-- GIVEN EXERCISE --
Please transcribe the listing below in full and word for word, without its pictures.

-- SUPPLIED MATERIAL --
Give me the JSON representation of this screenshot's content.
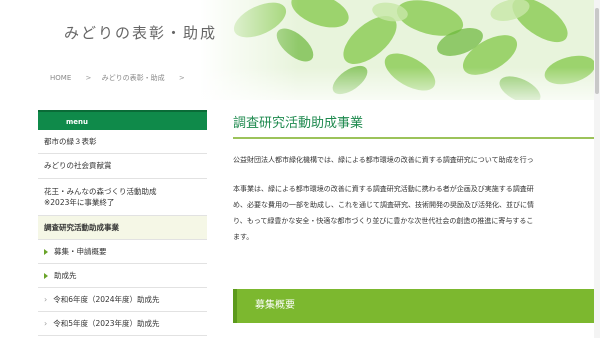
{
  "header": {
    "site_title": "みどりの表彰・助成",
    "breadcrumb": [
      "HOME",
      "みどりの表彰・助成"
    ],
    "breadcrumb_sep": ">"
  },
  "sidebar": {
    "menu_label": "menu",
    "items": [
      {
        "label": "都市の緑３表彰"
      },
      {
        "label": "みどりの社会貢献賞"
      },
      {
        "label": "花王・みんなの森づくり活動助成",
        "label2": "※2023年に事業終了"
      },
      {
        "label": "調査研究活動助成事業"
      }
    ],
    "sub_items": [
      {
        "label": "募集・申請概要"
      },
      {
        "label": "助成先"
      },
      {
        "label": "令和6年度（2024年度）助成先"
      },
      {
        "label": "令和5年度（2023年度）助成先"
      }
    ]
  },
  "main": {
    "title": "調査研究活動助成事業",
    "para1": "公益財団法人都市緑化機構では、緑による都市環境の改善に資する調査研究について助成を行っ",
    "para2_lines": [
      "本事業は、緑による都市環境の改善に資する調査研究活動に携わる者が企画及び実施する調査研",
      "め、必要な費用の一部を助成し、これを通じて調査研究、技術開発の奨励及び活発化、並びに情",
      "り、もって緑豊かな安全・快適な都市づくり並びに豊かな次世代社会の創造の推進に寄与するこ",
      "ます。"
    ],
    "section_heading": "募集概要"
  },
  "colors": {
    "accent_green": "#0f8a4a",
    "title_green": "#1f8a4f",
    "bar_green": "#7cb82f"
  }
}
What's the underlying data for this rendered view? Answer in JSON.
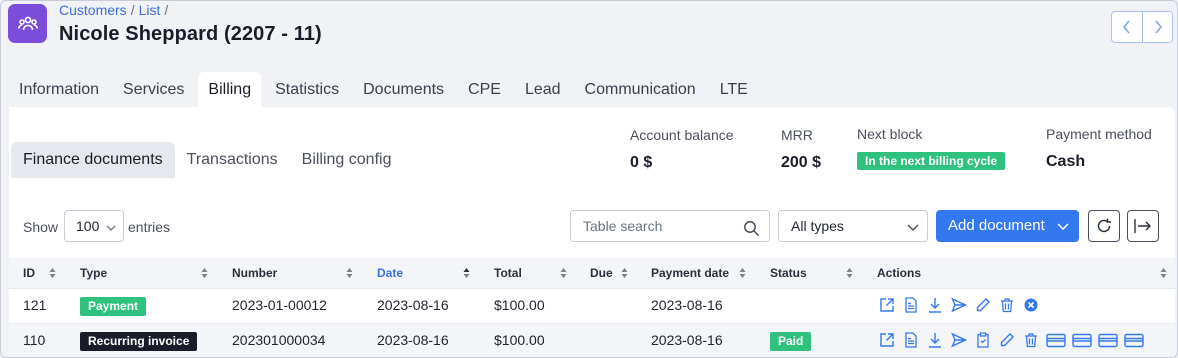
{
  "breadcrumb": [
    "Customers",
    "List"
  ],
  "title": "Nicole Sheppard (2207 - 11)",
  "top_tabs": [
    "Information",
    "Services",
    "Billing",
    "Statistics",
    "Documents",
    "CPE",
    "Lead",
    "Communication",
    "LTE"
  ],
  "active_top_tab": "Billing",
  "sub_tabs": [
    "Finance documents",
    "Transactions",
    "Billing config"
  ],
  "active_sub_tab": "Finance documents",
  "summary": {
    "account_balance_label": "Account balance",
    "account_balance": "0 $",
    "mrr_label": "MRR",
    "mrr": "200 $",
    "next_block_label": "Next block",
    "next_block": "In the next billing cycle",
    "payment_method_label": "Payment method",
    "payment_method": "Cash"
  },
  "controls": {
    "show_label": "Show",
    "entries_value": "100",
    "entries_label": "entries",
    "search_placeholder": "Table search",
    "types_value": "All types",
    "add_document": "Add document"
  },
  "columns": [
    "ID",
    "Type",
    "Number",
    "Date",
    "Total",
    "Due",
    "Payment date",
    "Status",
    "Actions"
  ],
  "sorted_column": "Date",
  "rows": [
    {
      "id": "121",
      "type": "Payment",
      "type_color": "#2ec27e",
      "number": "2023-01-00012",
      "date": "2023-08-16",
      "total": "$100.00",
      "due": "",
      "payment_date": "2023-08-16",
      "status": "",
      "actions": [
        "open-icon",
        "pdf-icon",
        "download-icon",
        "send-icon",
        "edit-icon",
        "delete-icon",
        "cancel-icon"
      ]
    },
    {
      "id": "110",
      "type": "Recurring invoice",
      "type_color": "#1a1d29",
      "number": "202301000034",
      "date": "2023-08-16",
      "total": "$100.00",
      "due": "",
      "payment_date": "2023-08-16",
      "status": "Paid",
      "status_color": "#2ec27e",
      "actions": [
        "open-icon",
        "pdf-icon",
        "download-icon",
        "send-icon",
        "clipboard-icon",
        "edit-icon",
        "delete-icon",
        "card-icon",
        "card-icon",
        "card-icon",
        "card-icon"
      ]
    }
  ],
  "colors": {
    "accent": "#3478f0",
    "brand": "#7c4ddb",
    "success": "#2ec27e"
  }
}
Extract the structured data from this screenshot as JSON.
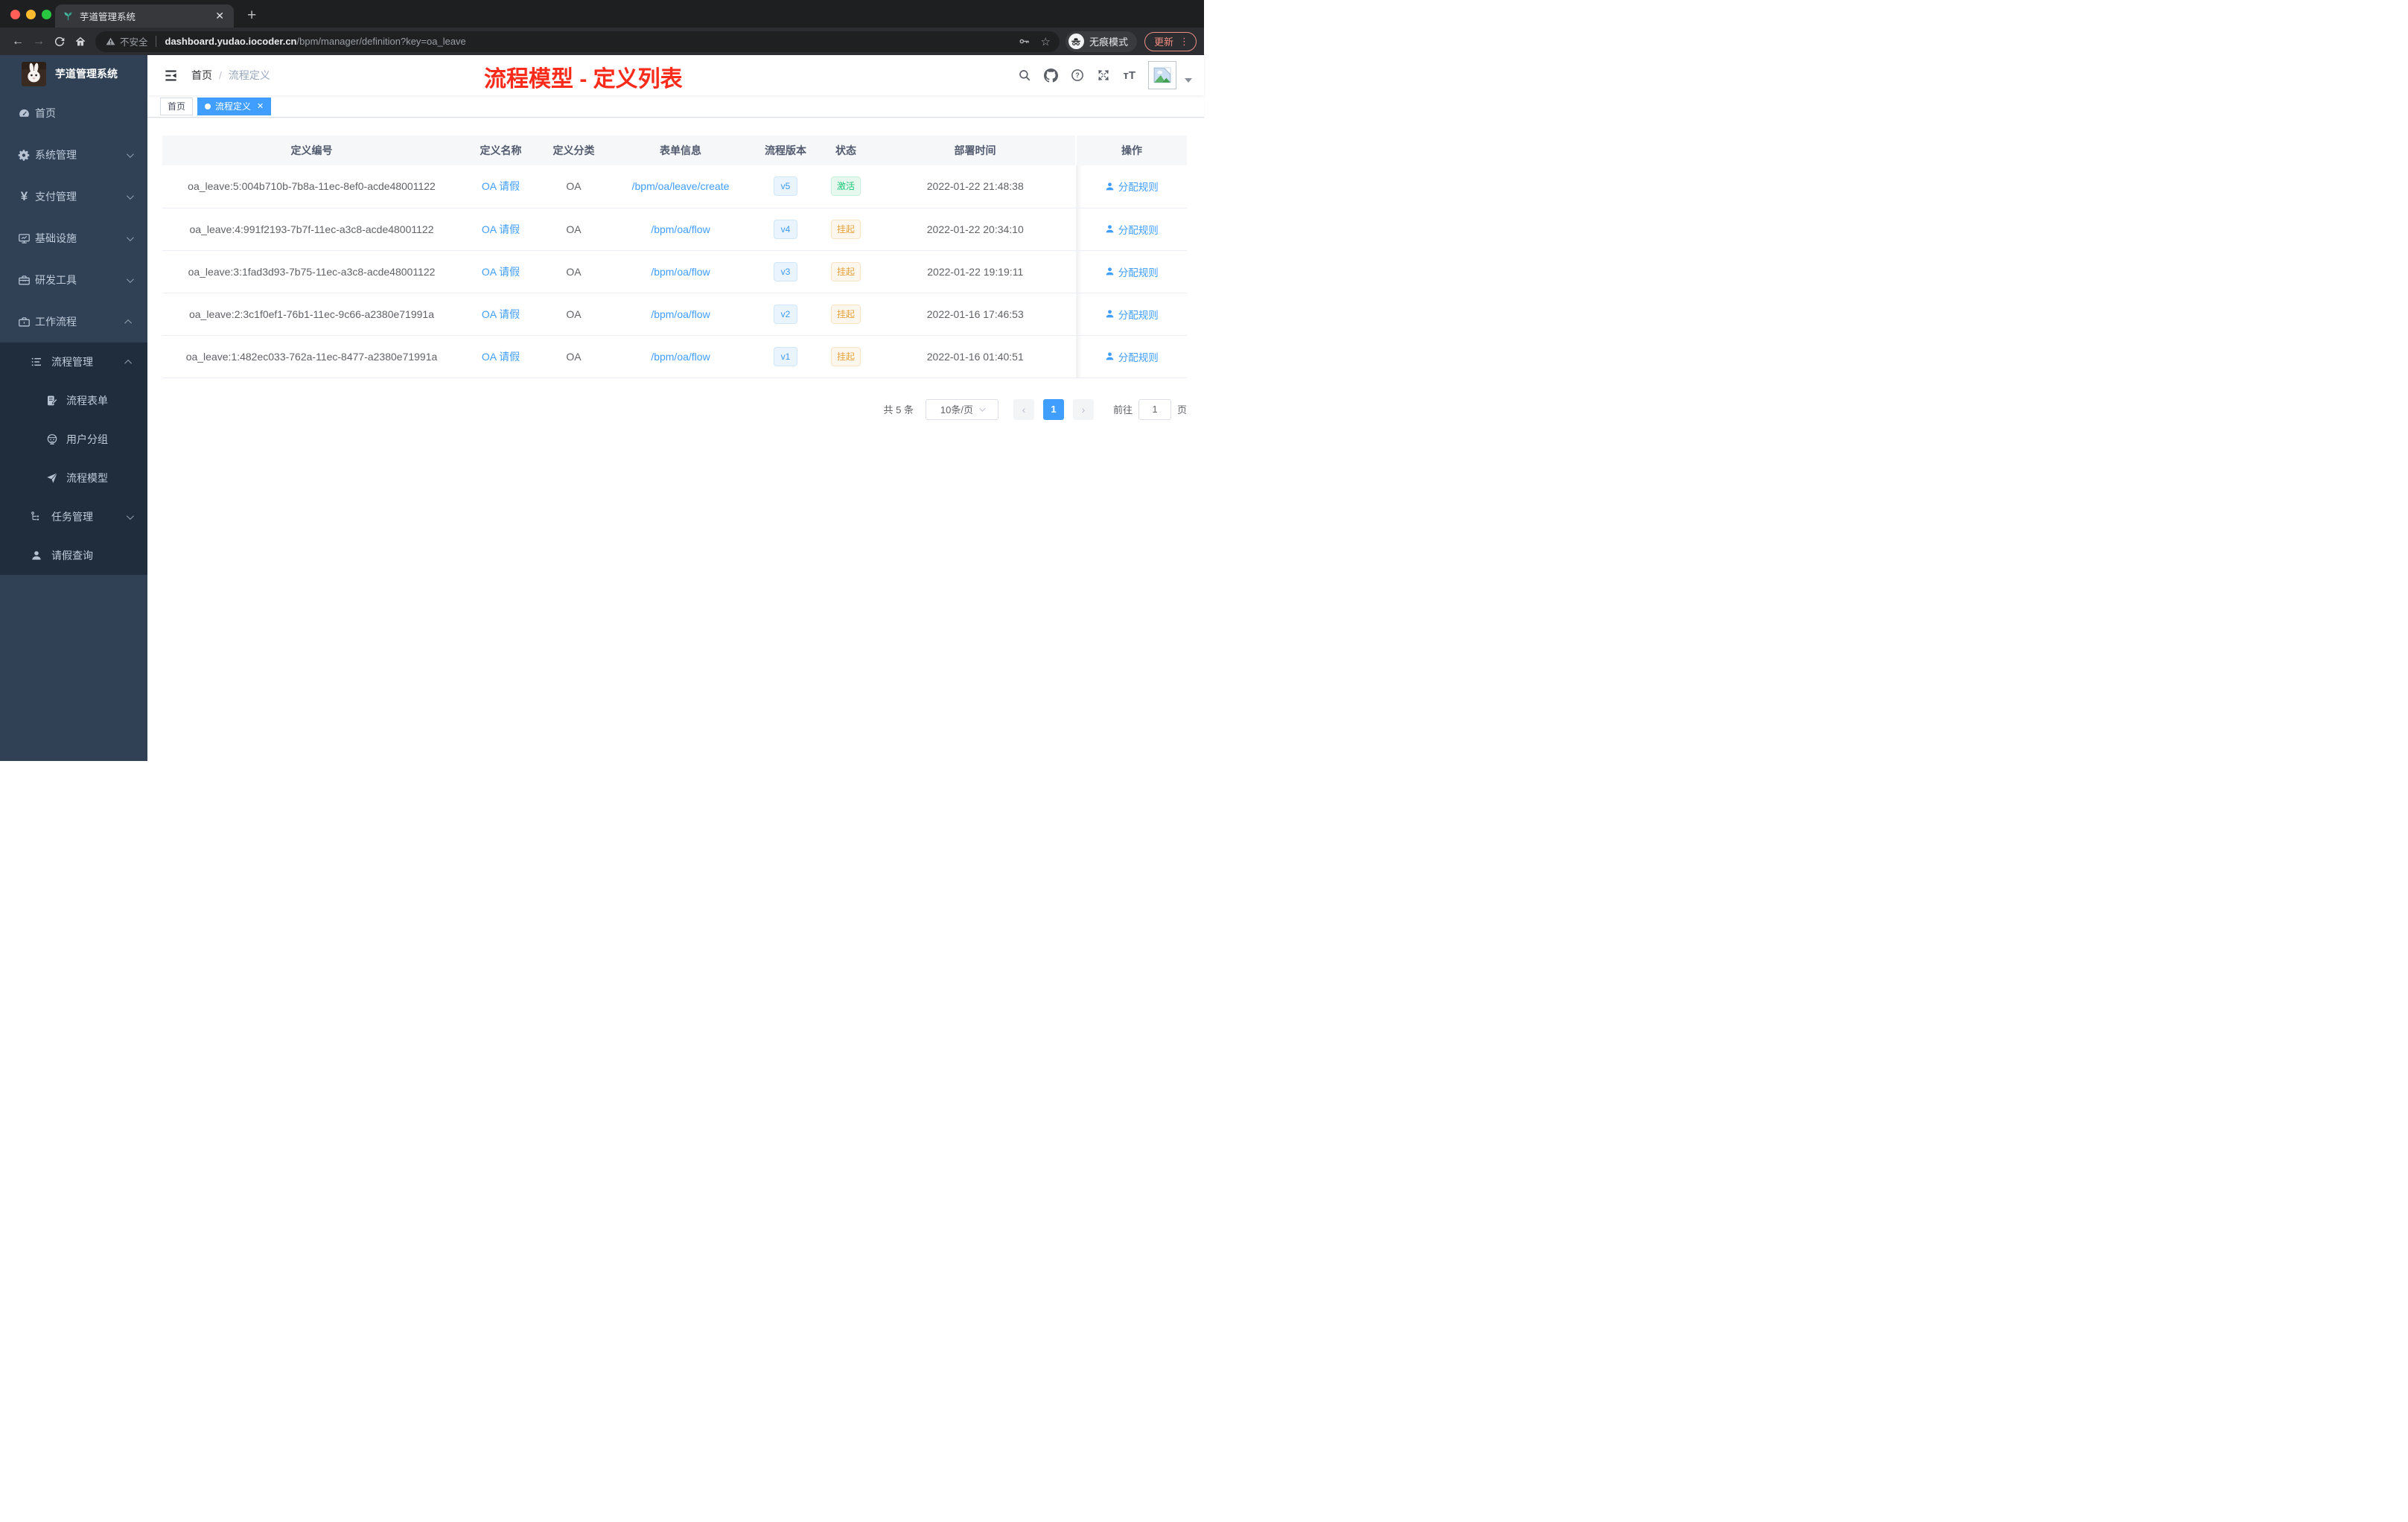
{
  "colors": {
    "primary": "#409eff",
    "annotation_red": "#fb2b1b",
    "success_text": "#1dc779",
    "warning_text": "#e6a23c",
    "sidebar_bg": "#304156",
    "submenu_bg": "#1f2d3d"
  },
  "browser": {
    "tab_title": "芋道管理系统",
    "security": "不安全",
    "host": "dashboard.yudao.iocoder.cn",
    "path": "/bpm/manager/definition?key=oa_leave",
    "incognito": "无痕模式",
    "update": "更新"
  },
  "sidebar": {
    "title": "芋道管理系统",
    "menu": [
      {
        "label": "首页"
      },
      {
        "label": "系统管理"
      },
      {
        "label": "支付管理"
      },
      {
        "label": "基础设施"
      },
      {
        "label": "研发工具"
      },
      {
        "label": "工作流程",
        "children": [
          {
            "label": "流程管理",
            "children": [
              {
                "label": "流程表单"
              },
              {
                "label": "用户分组"
              },
              {
                "label": "流程模型"
              }
            ]
          },
          {
            "label": "任务管理"
          },
          {
            "label": "请假查询"
          }
        ]
      }
    ]
  },
  "header": {
    "breadcrumb": [
      "首页",
      "流程定义"
    ],
    "annotation": "流程模型 - 定义列表"
  },
  "tags": {
    "items": [
      {
        "label": "首页"
      },
      {
        "label": "流程定义"
      }
    ]
  },
  "table": {
    "columns": [
      "定义编号",
      "定义名称",
      "定义分类",
      "表单信息",
      "流程版本",
      "状态",
      "部署时间",
      "操作"
    ],
    "rows": [
      {
        "id": "oa_leave:5:004b710b-7b8a-11ec-8ef0-acde48001122",
        "name": "OA 请假",
        "category": "OA",
        "form": "/bpm/oa/leave/create",
        "version": "v5",
        "status": "激活",
        "time": "2022-01-22 21:48:38",
        "action": "分配规则"
      },
      {
        "id": "oa_leave:4:991f2193-7b7f-11ec-a3c8-acde48001122",
        "name": "OA 请假",
        "category": "OA",
        "form": "/bpm/oa/flow",
        "version": "v4",
        "status": "挂起",
        "time": "2022-01-22 20:34:10",
        "action": "分配规则"
      },
      {
        "id": "oa_leave:3:1fad3d93-7b75-11ec-a3c8-acde48001122",
        "name": "OA 请假",
        "category": "OA",
        "form": "/bpm/oa/flow",
        "version": "v3",
        "status": "挂起",
        "time": "2022-01-22 19:19:11",
        "action": "分配规则"
      },
      {
        "id": "oa_leave:2:3c1f0ef1-76b1-11ec-9c66-a2380e71991a",
        "name": "OA 请假",
        "category": "OA",
        "form": "/bpm/oa/flow",
        "version": "v2",
        "status": "挂起",
        "time": "2022-01-16 17:46:53",
        "action": "分配规则"
      },
      {
        "id": "oa_leave:1:482ec033-762a-11ec-8477-a2380e71991a",
        "name": "OA 请假",
        "category": "OA",
        "form": "/bpm/oa/flow",
        "version": "v1",
        "status": "挂起",
        "time": "2022-01-16 01:40:51",
        "action": "分配规则"
      }
    ]
  },
  "pagination": {
    "total": "共 5 条",
    "page_size": "10条/页",
    "page": "1",
    "goto": "前往",
    "goto_value": "1",
    "unit": "页"
  }
}
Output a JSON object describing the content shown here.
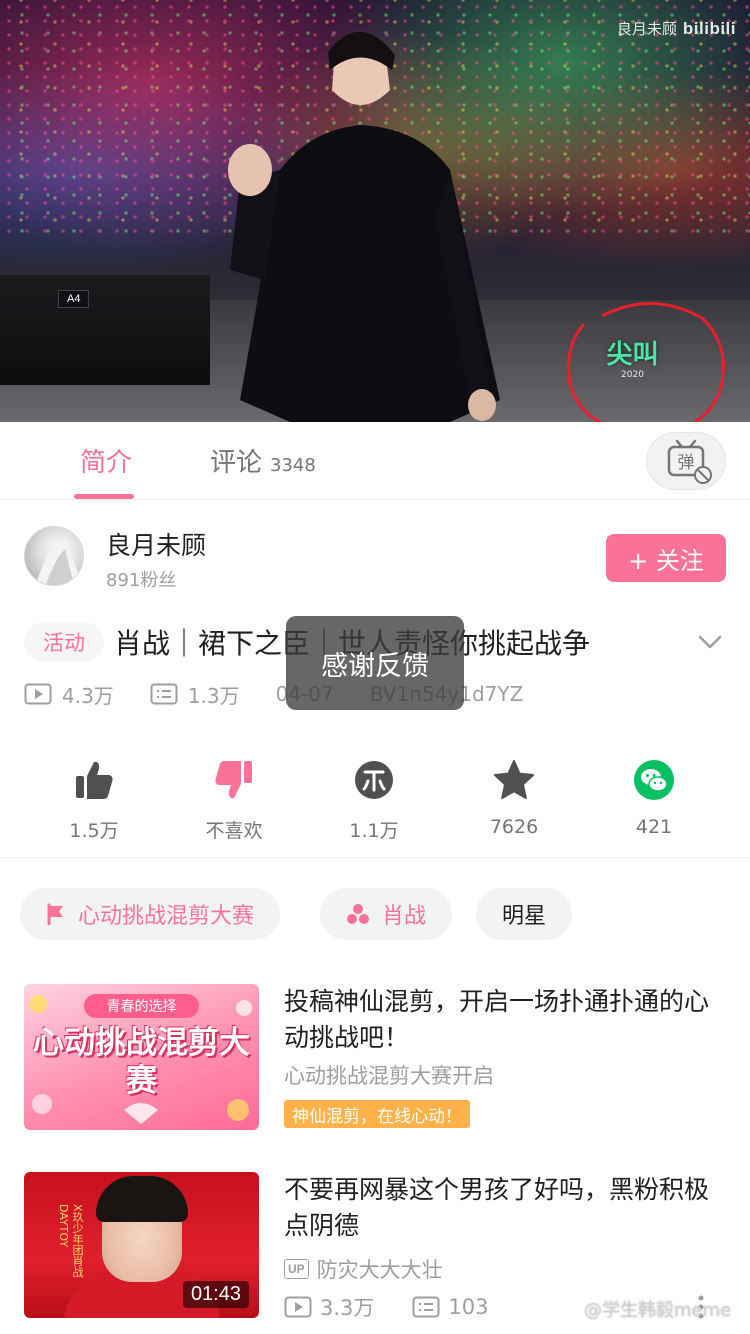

-- OUTPUT BELOW --
Give me the JSON representation of this screenshot's content.
{
  "header": {
    "site_title": "みどりの表彰・助成",
    "breadcrumb": [
      "HOME",
      "みどりの表彰・助成"
    ],
    "breadcrumb_sep": ">"
  },
  "sidebar": {
    "menu_label": "menu",
    "items": [
      {
        "label": "都市の緑３表彰"
      },
      {
        "label": "みどりの社会貢献賞"
      },
      {
        "label": "花王・みんなの森づくり活動助成",
        "label2": "※2023年に事業終了"
      },
      {
        "label": "調査研究活動助成事業"
      }
    ],
    "sub_items": [
      {
        "label": "募集・申請概要"
      },
      {
        "label": "助成先"
      },
      {
        "label": "令和6年度（2024年度）助成先"
      },
      {
        "label": "令和5年度（2023年度）助成先"
      }
    ]
  },
  "main": {
    "title": "調査研究活動助成事業",
    "para1": "公益財団法人都市緑化機構では、緑による都市環境の改善に資する調査研究について助成を行っ",
    "para2_lines": [
      "本事業は、緑による都市環境の改善に資する調査研究活動に携わる者が企画及び実施する調査研",
      "め、必要な費用の一部を助成し、これを通じて調査研究、技術開発の奨励及び活発化、並びに情",
      "り、もって緑豊かな安全・快適な都市づくり並びに豊かな次世代社会の創造の推進に寄与するこ",
      "ます。"
    ],
    "section_heading": "募集概要"
  },
  "colors": {
    "accent_green": "#0f8a4a",
    "title_green": "#1f8a4f",
    "bar_green": "#7cb82f"
  }
}
What's the underlying data for this rendered view? Answer in JSON.
{
  "breadcrumb": [
    "Customers",
    "List"
  ],
  "title": "Nicole Sheppard (2207 - 11)",
  "top_tabs": [
    "Information",
    "Services",
    "Billing",
    "Statistics",
    "Documents",
    "CPE",
    "Lead",
    "Communication",
    "LTE"
  ],
  "active_top_tab": "Billing",
  "sub_tabs": [
    "Finance documents",
    "Transactions",
    "Billing config"
  ],
  "active_sub_tab": "Finance documents",
  "summary": {
    "account_balance_label": "Account balance",
    "account_balance": "0 $",
    "mrr_label": "MRR",
    "mrr": "200 $",
    "next_block_label": "Next block",
    "next_block": "In the next billing cycle",
    "payment_method_label": "Payment method",
    "payment_method": "Cash"
  },
  "controls": {
    "show_label": "Show",
    "entries_value": "100",
    "entries_label": "entries",
    "search_placeholder": "Table search",
    "types_value": "All types",
    "add_document": "Add document"
  },
  "columns": [
    "ID",
    "Type",
    "Number",
    "Date",
    "Total",
    "Due",
    "Payment date",
    "Status",
    "Actions"
  ],
  "sorted_column": "Date",
  "rows": [
    {
      "id": "121",
      "type": "Payment",
      "type_color": "#2ec27e",
      "number": "2023-01-00012",
      "date": "2023-08-16",
      "total": "$100.00",
      "due": "",
      "payment_date": "2023-08-16",
      "status": "",
      "actions": [
        "open-icon",
        "pdf-icon",
        "download-icon",
        "send-icon",
        "edit-icon",
        "delete-icon",
        "cancel-icon"
      ]
    },
    {
      "id": "110",
      "type": "Recurring invoice",
      "type_color": "#1a1d29",
      "number": "202301000034",
      "date": "2023-08-16",
      "total": "$100.00",
      "due": "",
      "payment_date": "2023-08-16",
      "status": "Paid",
      "status_color": "#2ec27e",
      "actions": [
        "open-icon",
        "pdf-icon",
        "download-icon",
        "send-icon",
        "clipboard-icon",
        "edit-icon",
        "delete-icon",
        "card-icon",
        "card-icon",
        "card-icon",
        "card-icon"
      ]
    }
  ],
  "colors": {
    "accent": "#3478f0",
    "brand": "#7c4ddb",
    "success": "#2ec27e"
  }
}
Extract the structured data from this screenshot as JSON.
{
  "colors": {
    "primary": "#409eff",
    "annotation_red": "#fb2b1b",
    "success_text": "#1dc779",
    "warning_text": "#e6a23c",
    "sidebar_bg": "#304156",
    "submenu_bg": "#1f2d3d"
  },
  "browser": {
    "tab_title": "芋道管理系统",
    "security": "不安全",
    "host": "dashboard.yudao.iocoder.cn",
    "path": "/bpm/manager/definition?key=oa_leave",
    "incognito": "无痕模式",
    "update": "更新"
  },
  "sidebar": {
    "title": "芋道管理系统",
    "menu": [
      {
        "label": "首页"
      },
      {
        "label": "系统管理"
      },
      {
        "label": "支付管理"
      },
      {
        "label": "基础设施"
      },
      {
        "label": "研发工具"
      },
      {
        "label": "工作流程",
        "children": [
          {
            "label": "流程管理",
            "children": [
              {
                "label": "流程表单"
              },
              {
                "label": "用户分组"
              },
              {
                "label": "流程模型"
              }
            ]
          },
          {
            "label": "任务管理"
          },
          {
            "label": "请假查询"
          }
        ]
      }
    ]
  },
  "header": {
    "breadcrumb": [
      "首页",
      "流程定义"
    ],
    "annotation": "流程模型 - 定义列表"
  },
  "tags": {
    "items": [
      {
        "label": "首页"
      },
      {
        "label": "流程定义"
      }
    ]
  },
  "table": {
    "columns": [
      "定义编号",
      "定义名称",
      "定义分类",
      "表单信息",
      "流程版本",
      "状态",
      "部署时间",
      "操作"
    ],
    "rows": [
      {
        "id": "oa_leave:5:004b710b-7b8a-11ec-8ef0-acde48001122",
        "name": "OA 请假",
        "category": "OA",
        "form": "/bpm/oa/leave/create",
        "version": "v5",
        "status": "激活",
        "time": "2022-01-22 21:48:38",
        "action": "分配规则"
      },
      {
        "id": "oa_leave:4:991f2193-7b7f-11ec-a3c8-acde48001122",
        "name": "OA 请假",
        "category": "OA",
        "form": "/bpm/oa/flow",
        "version": "v4",
        "status": "挂起",
        "time": "2022-01-22 20:34:10",
        "action": "分配规则"
      },
      {
        "id": "oa_leave:3:1fad3d93-7b75-11ec-a3c8-acde48001122",
        "name": "OA 请假",
        "category": "OA",
        "form": "/bpm/oa/flow",
        "version": "v3",
        "status": "挂起",
        "time": "2022-01-22 19:19:11",
        "action": "分配规则"
      },
      {
        "id": "oa_leave:2:3c1f0ef1-76b1-11ec-9c66-a2380e71991a",
        "name": "OA 请假",
        "category": "OA",
        "form": "/bpm/oa/flow",
        "version": "v2",
        "status": "挂起",
        "time": "2022-01-16 17:46:53",
        "action": "分配规则"
      },
      {
        "id": "oa_leave:1:482ec033-762a-11ec-8477-a2380e71991a",
        "name": "OA 请假",
        "category": "OA",
        "form": "/bpm/oa/flow",
        "version": "v1",
        "status": "挂起",
        "time": "2022-01-16 01:40:51",
        "action": "分配规则"
      }
    ]
  },
  "pagination": {
    "total": "共 5 条",
    "page_size": "10条/页",
    "page": "1",
    "goto": "前往",
    "goto_value": "1",
    "unit": "页"
  }
}
Output a JSON object describing the content shown here.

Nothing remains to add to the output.